Short task ::
Filter the entries below, keeping only lines with the word "Plug".

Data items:
'''

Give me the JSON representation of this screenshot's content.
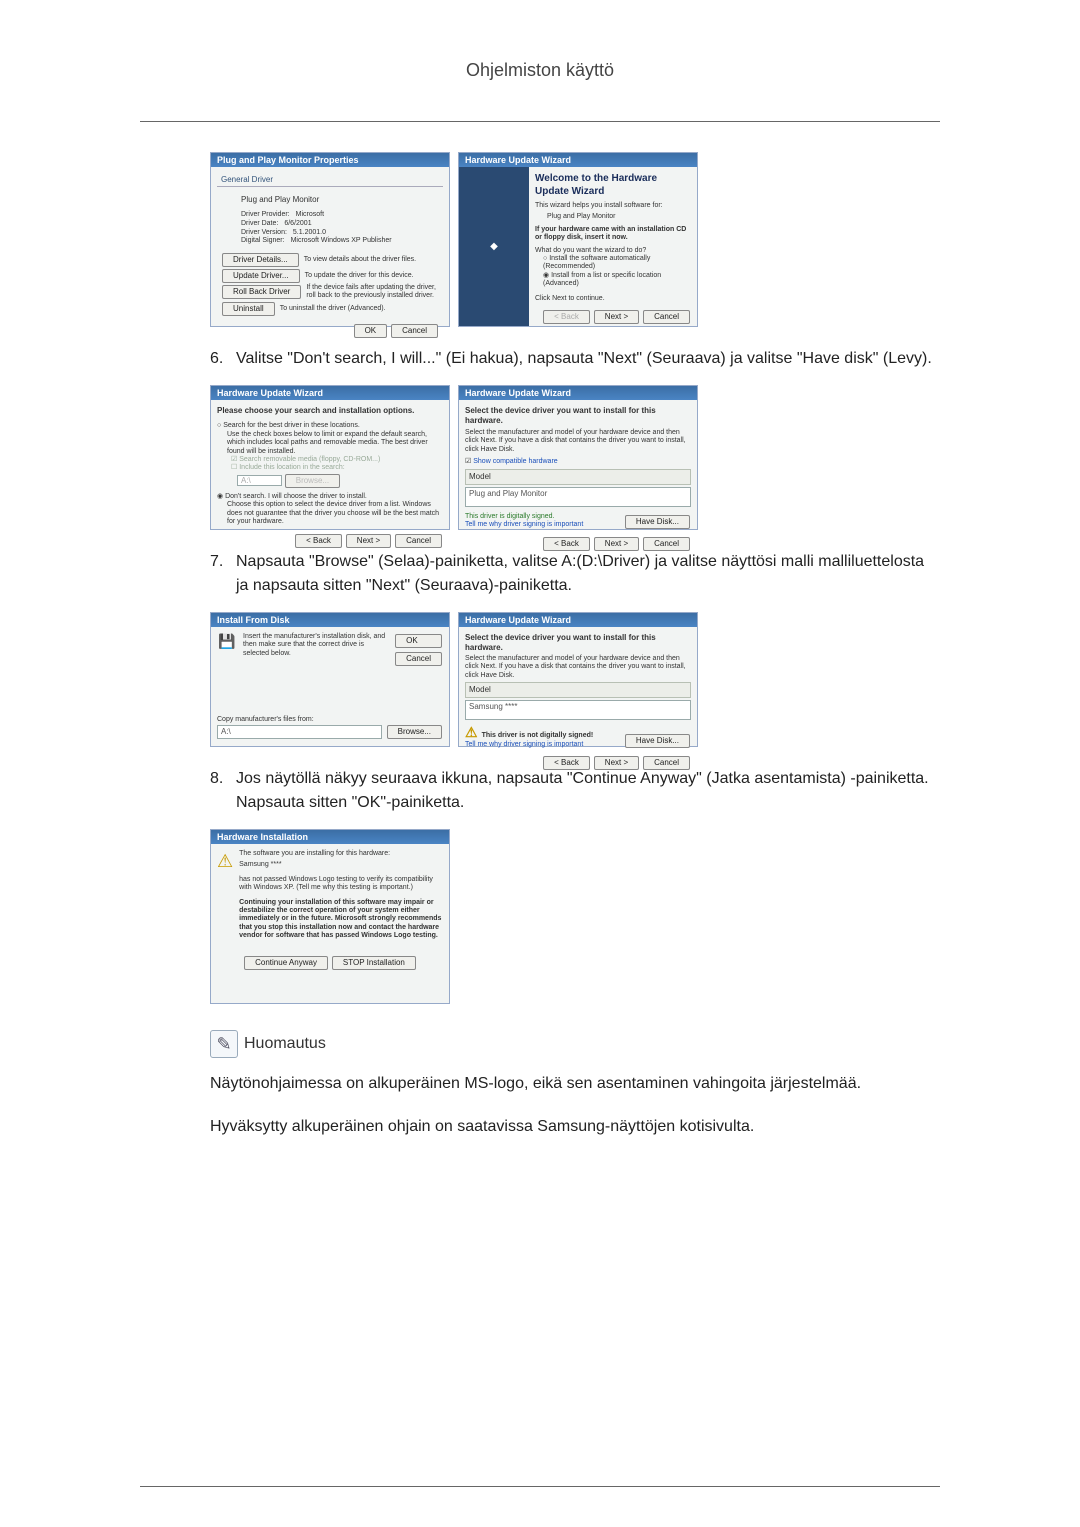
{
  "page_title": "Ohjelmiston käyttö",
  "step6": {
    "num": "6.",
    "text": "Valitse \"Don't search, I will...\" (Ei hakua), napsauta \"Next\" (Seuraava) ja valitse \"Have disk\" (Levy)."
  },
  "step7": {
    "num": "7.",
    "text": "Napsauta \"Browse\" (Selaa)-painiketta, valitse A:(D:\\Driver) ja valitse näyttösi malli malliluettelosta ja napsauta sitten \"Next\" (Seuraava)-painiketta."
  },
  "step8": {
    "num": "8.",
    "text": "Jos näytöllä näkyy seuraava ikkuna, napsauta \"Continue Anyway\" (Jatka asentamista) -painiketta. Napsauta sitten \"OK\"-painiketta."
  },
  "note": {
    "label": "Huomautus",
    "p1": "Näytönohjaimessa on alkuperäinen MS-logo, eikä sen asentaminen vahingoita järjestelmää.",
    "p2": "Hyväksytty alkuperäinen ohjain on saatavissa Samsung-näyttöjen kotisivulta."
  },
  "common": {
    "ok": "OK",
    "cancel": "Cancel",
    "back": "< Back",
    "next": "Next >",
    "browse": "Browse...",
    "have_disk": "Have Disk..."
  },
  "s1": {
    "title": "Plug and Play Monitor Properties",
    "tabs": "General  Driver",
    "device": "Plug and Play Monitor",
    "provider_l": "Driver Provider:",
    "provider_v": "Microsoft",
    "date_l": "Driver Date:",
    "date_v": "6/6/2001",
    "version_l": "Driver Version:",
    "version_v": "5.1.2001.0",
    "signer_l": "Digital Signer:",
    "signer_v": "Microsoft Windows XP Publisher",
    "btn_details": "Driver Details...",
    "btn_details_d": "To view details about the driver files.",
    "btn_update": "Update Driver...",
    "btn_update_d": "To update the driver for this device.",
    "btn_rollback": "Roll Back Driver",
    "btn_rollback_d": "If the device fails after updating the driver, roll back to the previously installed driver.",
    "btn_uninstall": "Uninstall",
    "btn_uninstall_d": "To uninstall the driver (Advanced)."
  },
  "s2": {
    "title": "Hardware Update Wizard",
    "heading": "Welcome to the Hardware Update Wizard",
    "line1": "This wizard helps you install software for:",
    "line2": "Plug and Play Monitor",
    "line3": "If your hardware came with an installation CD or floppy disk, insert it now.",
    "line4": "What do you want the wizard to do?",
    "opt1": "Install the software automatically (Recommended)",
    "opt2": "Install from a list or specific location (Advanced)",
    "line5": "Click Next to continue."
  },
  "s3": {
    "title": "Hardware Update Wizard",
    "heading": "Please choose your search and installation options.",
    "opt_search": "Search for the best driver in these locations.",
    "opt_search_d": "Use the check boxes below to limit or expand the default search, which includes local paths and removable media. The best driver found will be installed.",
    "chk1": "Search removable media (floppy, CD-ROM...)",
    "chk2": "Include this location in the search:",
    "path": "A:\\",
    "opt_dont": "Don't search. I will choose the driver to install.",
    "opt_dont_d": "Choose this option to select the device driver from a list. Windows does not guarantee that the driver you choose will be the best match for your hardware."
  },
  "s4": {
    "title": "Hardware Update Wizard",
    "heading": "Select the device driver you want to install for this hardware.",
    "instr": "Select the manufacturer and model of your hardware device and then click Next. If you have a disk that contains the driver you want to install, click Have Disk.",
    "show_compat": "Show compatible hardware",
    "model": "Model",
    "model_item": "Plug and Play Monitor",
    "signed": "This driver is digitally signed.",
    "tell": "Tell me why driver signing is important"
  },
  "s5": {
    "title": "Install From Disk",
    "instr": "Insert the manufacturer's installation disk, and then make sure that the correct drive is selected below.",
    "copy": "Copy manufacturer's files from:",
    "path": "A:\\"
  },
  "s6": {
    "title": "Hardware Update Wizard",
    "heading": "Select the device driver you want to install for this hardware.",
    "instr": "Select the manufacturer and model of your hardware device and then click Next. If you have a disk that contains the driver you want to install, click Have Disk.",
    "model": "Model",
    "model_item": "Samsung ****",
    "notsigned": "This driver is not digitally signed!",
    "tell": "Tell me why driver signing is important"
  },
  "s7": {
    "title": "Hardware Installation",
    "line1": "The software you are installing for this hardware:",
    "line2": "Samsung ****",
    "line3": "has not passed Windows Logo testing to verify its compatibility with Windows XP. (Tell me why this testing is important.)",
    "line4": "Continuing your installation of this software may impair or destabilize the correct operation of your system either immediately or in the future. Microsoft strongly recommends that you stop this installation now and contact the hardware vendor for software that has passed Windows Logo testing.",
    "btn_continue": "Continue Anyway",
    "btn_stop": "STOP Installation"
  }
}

'''

Expected answer ::
    "title": "Plug and Play Monitor Properties",
    "device": "Plug and Play Monitor",
    "line2": "Plug and Play Monitor",
    "model_item": "Plug and Play Monitor",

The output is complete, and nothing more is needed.